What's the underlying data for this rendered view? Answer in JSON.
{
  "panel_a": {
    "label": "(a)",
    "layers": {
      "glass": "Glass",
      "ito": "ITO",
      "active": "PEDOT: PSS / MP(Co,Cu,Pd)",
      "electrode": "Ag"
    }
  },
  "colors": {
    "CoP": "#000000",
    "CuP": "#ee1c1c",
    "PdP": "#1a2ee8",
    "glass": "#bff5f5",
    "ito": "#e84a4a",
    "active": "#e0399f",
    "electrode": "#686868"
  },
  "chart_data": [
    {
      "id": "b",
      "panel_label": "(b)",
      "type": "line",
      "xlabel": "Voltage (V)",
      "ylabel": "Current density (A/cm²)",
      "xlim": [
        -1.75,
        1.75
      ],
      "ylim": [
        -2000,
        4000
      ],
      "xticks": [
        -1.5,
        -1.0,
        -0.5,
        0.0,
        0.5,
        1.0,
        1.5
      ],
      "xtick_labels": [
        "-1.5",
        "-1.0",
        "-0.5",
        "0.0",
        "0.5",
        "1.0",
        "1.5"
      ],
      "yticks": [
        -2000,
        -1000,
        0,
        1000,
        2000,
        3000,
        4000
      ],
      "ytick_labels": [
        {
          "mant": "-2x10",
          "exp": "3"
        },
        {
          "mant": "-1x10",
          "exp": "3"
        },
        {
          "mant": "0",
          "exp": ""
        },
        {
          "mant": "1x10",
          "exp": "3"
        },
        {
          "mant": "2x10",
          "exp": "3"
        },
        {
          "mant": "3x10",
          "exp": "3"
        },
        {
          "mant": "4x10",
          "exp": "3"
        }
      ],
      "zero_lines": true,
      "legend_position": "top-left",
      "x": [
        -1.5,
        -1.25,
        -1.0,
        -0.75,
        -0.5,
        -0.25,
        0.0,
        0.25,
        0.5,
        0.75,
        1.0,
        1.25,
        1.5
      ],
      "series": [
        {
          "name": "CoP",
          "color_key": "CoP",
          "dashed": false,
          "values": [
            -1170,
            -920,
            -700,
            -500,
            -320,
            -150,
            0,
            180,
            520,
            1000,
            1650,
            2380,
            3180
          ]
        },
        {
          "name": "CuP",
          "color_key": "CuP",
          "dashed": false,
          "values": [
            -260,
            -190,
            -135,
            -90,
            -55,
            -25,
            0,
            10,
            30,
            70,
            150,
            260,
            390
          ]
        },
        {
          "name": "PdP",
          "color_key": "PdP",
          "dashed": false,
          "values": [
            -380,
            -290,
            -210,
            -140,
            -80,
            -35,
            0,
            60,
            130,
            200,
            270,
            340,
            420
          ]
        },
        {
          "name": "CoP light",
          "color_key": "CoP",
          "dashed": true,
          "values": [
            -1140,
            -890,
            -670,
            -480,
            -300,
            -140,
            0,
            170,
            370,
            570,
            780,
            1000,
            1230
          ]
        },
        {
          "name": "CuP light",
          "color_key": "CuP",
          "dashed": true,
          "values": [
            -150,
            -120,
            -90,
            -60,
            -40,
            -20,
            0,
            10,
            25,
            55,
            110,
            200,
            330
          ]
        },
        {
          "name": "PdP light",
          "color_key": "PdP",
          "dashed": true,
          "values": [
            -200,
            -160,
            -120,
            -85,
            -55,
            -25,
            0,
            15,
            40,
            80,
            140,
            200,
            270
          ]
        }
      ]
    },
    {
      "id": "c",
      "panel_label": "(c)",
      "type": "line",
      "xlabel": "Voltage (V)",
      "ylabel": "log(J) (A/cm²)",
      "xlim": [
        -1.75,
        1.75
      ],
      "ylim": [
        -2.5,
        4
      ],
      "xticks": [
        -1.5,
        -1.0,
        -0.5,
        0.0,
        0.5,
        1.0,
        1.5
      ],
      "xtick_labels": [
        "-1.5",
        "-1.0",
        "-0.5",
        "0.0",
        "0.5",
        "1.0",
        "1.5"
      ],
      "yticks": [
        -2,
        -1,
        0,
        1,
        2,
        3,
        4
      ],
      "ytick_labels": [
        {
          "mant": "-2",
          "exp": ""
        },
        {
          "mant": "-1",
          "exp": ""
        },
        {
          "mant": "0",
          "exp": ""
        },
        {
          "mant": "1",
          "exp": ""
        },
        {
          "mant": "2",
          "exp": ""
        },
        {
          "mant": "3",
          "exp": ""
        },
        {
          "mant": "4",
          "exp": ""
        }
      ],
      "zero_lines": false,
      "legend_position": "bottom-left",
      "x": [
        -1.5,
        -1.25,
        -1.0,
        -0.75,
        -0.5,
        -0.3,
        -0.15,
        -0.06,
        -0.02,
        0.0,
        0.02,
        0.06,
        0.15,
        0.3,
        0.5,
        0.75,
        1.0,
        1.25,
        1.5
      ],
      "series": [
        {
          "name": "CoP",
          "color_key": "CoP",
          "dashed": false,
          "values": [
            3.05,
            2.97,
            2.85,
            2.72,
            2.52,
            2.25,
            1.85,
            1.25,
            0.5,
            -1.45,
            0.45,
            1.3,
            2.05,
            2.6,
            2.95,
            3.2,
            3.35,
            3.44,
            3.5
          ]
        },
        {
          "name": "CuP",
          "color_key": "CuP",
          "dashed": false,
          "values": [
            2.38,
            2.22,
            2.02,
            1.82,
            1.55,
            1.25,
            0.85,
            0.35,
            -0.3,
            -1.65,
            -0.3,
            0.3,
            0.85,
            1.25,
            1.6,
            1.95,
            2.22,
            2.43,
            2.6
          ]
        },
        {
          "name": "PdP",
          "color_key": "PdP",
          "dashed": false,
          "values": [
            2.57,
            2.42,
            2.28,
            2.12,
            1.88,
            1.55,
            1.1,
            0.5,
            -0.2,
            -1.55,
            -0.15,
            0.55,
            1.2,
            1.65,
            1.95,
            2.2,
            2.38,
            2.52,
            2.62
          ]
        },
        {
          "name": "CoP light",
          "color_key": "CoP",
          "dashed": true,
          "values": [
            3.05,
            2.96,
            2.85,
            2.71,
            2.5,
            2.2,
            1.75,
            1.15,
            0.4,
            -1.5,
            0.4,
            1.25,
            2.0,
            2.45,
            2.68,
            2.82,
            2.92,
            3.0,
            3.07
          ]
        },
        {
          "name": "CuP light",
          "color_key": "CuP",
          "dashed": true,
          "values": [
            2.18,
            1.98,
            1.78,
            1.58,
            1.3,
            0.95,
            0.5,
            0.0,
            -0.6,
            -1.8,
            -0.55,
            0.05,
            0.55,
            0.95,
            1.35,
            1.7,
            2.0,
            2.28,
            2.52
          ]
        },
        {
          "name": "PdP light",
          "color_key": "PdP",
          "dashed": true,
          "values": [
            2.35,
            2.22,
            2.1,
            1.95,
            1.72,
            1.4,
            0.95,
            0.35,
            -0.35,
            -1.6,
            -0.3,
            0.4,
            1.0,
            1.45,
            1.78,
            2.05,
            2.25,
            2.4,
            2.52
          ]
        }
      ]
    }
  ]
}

● GIVEN REQUEST: Your task is to output the full set of records exactly as presented.

● COMPLETED TASK:
What's the underlying data for this rendered view? Answer in JSON.
{
  "panel_a": {
    "label": "(a)",
    "layers": {
      "glass": "Glass",
      "ito": "ITO",
      "active": "PEDOT: PSS / MP(Co,Cu,Pd)",
      "electrode": "Ag"
    }
  },
  "colors": {
    "CoP": "#000000",
    "CuP": "#ee1c1c",
    "PdP": "#1a2ee8",
    "glass": "#bff5f5",
    "ito": "#e84a4a",
    "active": "#e0399f",
    "electrode": "#686868"
  },
  "chart_data": [
    {
      "id": "b",
      "panel_label": "(b)",
      "type": "line",
      "xlabel": "Voltage (V)",
      "ylabel": "Current density (A/cm²)",
      "xlim": [
        -1.75,
        1.75
      ],
      "ylim": [
        -2000,
        4000
      ],
      "xticks": [
        -1.5,
        -1.0,
        -0.5,
        0.0,
        0.5,
        1.0,
        1.5
      ],
      "xtick_labels": [
        "-1.5",
        "-1.0",
        "-0.5",
        "0.0",
        "0.5",
        "1.0",
        "1.5"
      ],
      "yticks": [
        -2000,
        -1000,
        0,
        1000,
        2000,
        3000,
        4000
      ],
      "ytick_labels": [
        {
          "mant": "-2x10",
          "exp": "3"
        },
        {
          "mant": "-1x10",
          "exp": "3"
        },
        {
          "mant": "0",
          "exp": ""
        },
        {
          "mant": "1x10",
          "exp": "3"
        },
        {
          "mant": "2x10",
          "exp": "3"
        },
        {
          "mant": "3x10",
          "exp": "3"
        },
        {
          "mant": "4x10",
          "exp": "3"
        }
      ],
      "zero_lines": true,
      "legend_position": "top-left",
      "x": [
        -1.5,
        -1.25,
        -1.0,
        -0.75,
        -0.5,
        -0.25,
        0.0,
        0.25,
        0.5,
        0.75,
        1.0,
        1.25,
        1.5
      ],
      "series": [
        {
          "name": "CoP",
          "color_key": "CoP",
          "dashed": false,
          "values": [
            -1170,
            -920,
            -700,
            -500,
            -320,
            -150,
            0,
            180,
            520,
            1000,
            1650,
            2380,
            3180
          ]
        },
        {
          "name": "CuP",
          "color_key": "CuP",
          "dashed": false,
          "values": [
            -260,
            -190,
            -135,
            -90,
            -55,
            -25,
            0,
            10,
            30,
            70,
            150,
            260,
            390
          ]
        },
        {
          "name": "PdP",
          "color_key": "PdP",
          "dashed": false,
          "values": [
            -380,
            -290,
            -210,
            -140,
            -80,
            -35,
            0,
            60,
            130,
            200,
            270,
            340,
            420
          ]
        },
        {
          "name": "CoP light",
          "color_key": "CoP",
          "dashed": true,
          "values": [
            -1140,
            -890,
            -670,
            -480,
            -300,
            -140,
            0,
            170,
            370,
            570,
            780,
            1000,
            1230
          ]
        },
        {
          "name": "CuP light",
          "color_key": "CuP",
          "dashed": true,
          "values": [
            -150,
            -120,
            -90,
            -60,
            -40,
            -20,
            0,
            10,
            25,
            55,
            110,
            200,
            330
          ]
        },
        {
          "name": "PdP light",
          "color_key": "PdP",
          "dashed": true,
          "values": [
            -200,
            -160,
            -120,
            -85,
            -55,
            -25,
            0,
            15,
            40,
            80,
            140,
            200,
            270
          ]
        }
      ]
    },
    {
      "id": "c",
      "panel_label": "(c)",
      "type": "line",
      "xlabel": "Voltage (V)",
      "ylabel": "log(J) (A/cm²)",
      "xlim": [
        -1.75,
        1.75
      ],
      "ylim": [
        -2.5,
        4
      ],
      "xticks": [
        -1.5,
        -1.0,
        -0.5,
        0.0,
        0.5,
        1.0,
        1.5
      ],
      "xtick_labels": [
        "-1.5",
        "-1.0",
        "-0.5",
        "0.0",
        "0.5",
        "1.0",
        "1.5"
      ],
      "yticks": [
        -2,
        -1,
        0,
        1,
        2,
        3,
        4
      ],
      "ytick_labels": [
        {
          "mant": "-2",
          "exp": ""
        },
        {
          "mant": "-1",
          "exp": ""
        },
        {
          "mant": "0",
          "exp": ""
        },
        {
          "mant": "1",
          "exp": ""
        },
        {
          "mant": "2",
          "exp": ""
        },
        {
          "mant": "3",
          "exp": ""
        },
        {
          "mant": "4",
          "exp": ""
        }
      ],
      "zero_lines": false,
      "legend_position": "bottom-left",
      "x": [
        -1.5,
        -1.25,
        -1.0,
        -0.75,
        -0.5,
        -0.3,
        -0.15,
        -0.06,
        -0.02,
        0.0,
        0.02,
        0.06,
        0.15,
        0.3,
        0.5,
        0.75,
        1.0,
        1.25,
        1.5
      ],
      "series": [
        {
          "name": "CoP",
          "color_key": "CoP",
          "dashed": false,
          "values": [
            3.05,
            2.97,
            2.85,
            2.72,
            2.52,
            2.25,
            1.85,
            1.25,
            0.5,
            -1.45,
            0.45,
            1.3,
            2.05,
            2.6,
            2.95,
            3.2,
            3.35,
            3.44,
            3.5
          ]
        },
        {
          "name": "CuP",
          "color_key": "CuP",
          "dashed": false,
          "values": [
            2.38,
            2.22,
            2.02,
            1.82,
            1.55,
            1.25,
            0.85,
            0.35,
            -0.3,
            -1.65,
            -0.3,
            0.3,
            0.85,
            1.25,
            1.6,
            1.95,
            2.22,
            2.43,
            2.6
          ]
        },
        {
          "name": "PdP",
          "color_key": "PdP",
          "dashed": false,
          "values": [
            2.57,
            2.42,
            2.28,
            2.12,
            1.88,
            1.55,
            1.1,
            0.5,
            -0.2,
            -1.55,
            -0.15,
            0.55,
            1.2,
            1.65,
            1.95,
            2.2,
            2.38,
            2.52,
            2.62
          ]
        },
        {
          "name": "CoP light",
          "color_key": "CoP",
          "dashed": true,
          "values": [
            3.05,
            2.96,
            2.85,
            2.71,
            2.5,
            2.2,
            1.75,
            1.15,
            0.4,
            -1.5,
            0.4,
            1.25,
            2.0,
            2.45,
            2.68,
            2.82,
            2.92,
            3.0,
            3.07
          ]
        },
        {
          "name": "CuP light",
          "color_key": "CuP",
          "dashed": true,
          "values": [
            2.18,
            1.98,
            1.78,
            1.58,
            1.3,
            0.95,
            0.5,
            0.0,
            -0.6,
            -1.8,
            -0.55,
            0.05,
            0.55,
            0.95,
            1.35,
            1.7,
            2.0,
            2.28,
            2.52
          ]
        },
        {
          "name": "PdP light",
          "color_key": "PdP",
          "dashed": true,
          "values": [
            2.35,
            2.22,
            2.1,
            1.95,
            1.72,
            1.4,
            0.95,
            0.35,
            -0.35,
            -1.6,
            -0.3,
            0.4,
            1.0,
            1.45,
            1.78,
            2.05,
            2.25,
            2.4,
            2.52
          ]
        }
      ]
    }
  ]
}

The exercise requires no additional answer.